- EXERCISE INSTRUCTIONS -
Read the listing below and copy out every line that holds "color".

- MATERIAL PROVIDED -
========================

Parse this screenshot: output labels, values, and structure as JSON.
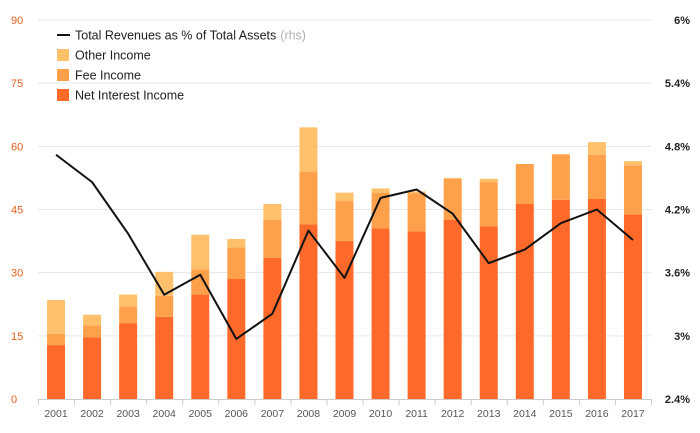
{
  "chart_data": {
    "type": "bar",
    "stacked": true,
    "categories": [
      "2001",
      "2002",
      "2003",
      "2004",
      "2005",
      "2006",
      "2007",
      "2008",
      "2009",
      "2010",
      "2011",
      "2012",
      "2013",
      "2014",
      "2015",
      "2016",
      "2017"
    ],
    "series": [
      {
        "name": "Net Interest Income",
        "color": "#ff6a2b",
        "values": [
          12.8,
          14.6,
          18.0,
          19.5,
          24.8,
          28.5,
          33.5,
          41.5,
          37.5,
          40.5,
          39.8,
          42.5,
          41.0,
          46.3,
          47.3,
          47.5,
          43.8
        ]
      },
      {
        "name": "Fee Income",
        "color": "#ffa04a",
        "values": [
          2.7,
          2.9,
          4.0,
          5.0,
          6.0,
          7.5,
          9.0,
          12.5,
          9.5,
          8.5,
          9.0,
          9.8,
          10.5,
          9.5,
          10.8,
          10.5,
          11.7
        ]
      },
      {
        "name": "Other Income",
        "color": "#ffc06b",
        "values": [
          8.0,
          2.5,
          2.8,
          5.7,
          8.2,
          2.0,
          3.8,
          10.5,
          2.0,
          1.0,
          0.5,
          0.2,
          0.8,
          0.0,
          0.0,
          3.0,
          1.0
        ]
      }
    ],
    "line_series": {
      "name": "Total Revenues as % of Total Assets",
      "name_note": "(rhs)",
      "color": "#111111",
      "values": [
        4.72,
        4.46,
        3.97,
        3.39,
        3.58,
        2.97,
        3.21,
        4.0,
        3.55,
        4.31,
        4.39,
        4.16,
        3.69,
        3.82,
        4.07,
        4.2,
        3.91
      ]
    },
    "y_left": {
      "ylim": [
        0,
        90
      ],
      "ticks": [
        "0",
        "15",
        "30",
        "45",
        "60",
        "75",
        "90"
      ],
      "tick_values": [
        0,
        15,
        30,
        45,
        60,
        75,
        90
      ],
      "color": "#e8601c"
    },
    "y_right": {
      "ylim": [
        2.4,
        6.0
      ],
      "ticks": [
        "2.4%",
        "3%",
        "3.6%",
        "4.2%",
        "4.8%",
        "5.4%",
        "6%"
      ],
      "tick_values": [
        2.4,
        3.0,
        3.6,
        4.2,
        4.8,
        5.4,
        6.0
      ]
    },
    "legend_position": "top-left",
    "grid": true,
    "title": "",
    "xlabel": "",
    "ylabel": ""
  }
}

========================

- THE OUTPUT -
        "color": "#ff6a2b",
        "color": "#ffa04a",
        "color": "#ffc06b",
      "color": "#111111",
      "color": "#e8601c"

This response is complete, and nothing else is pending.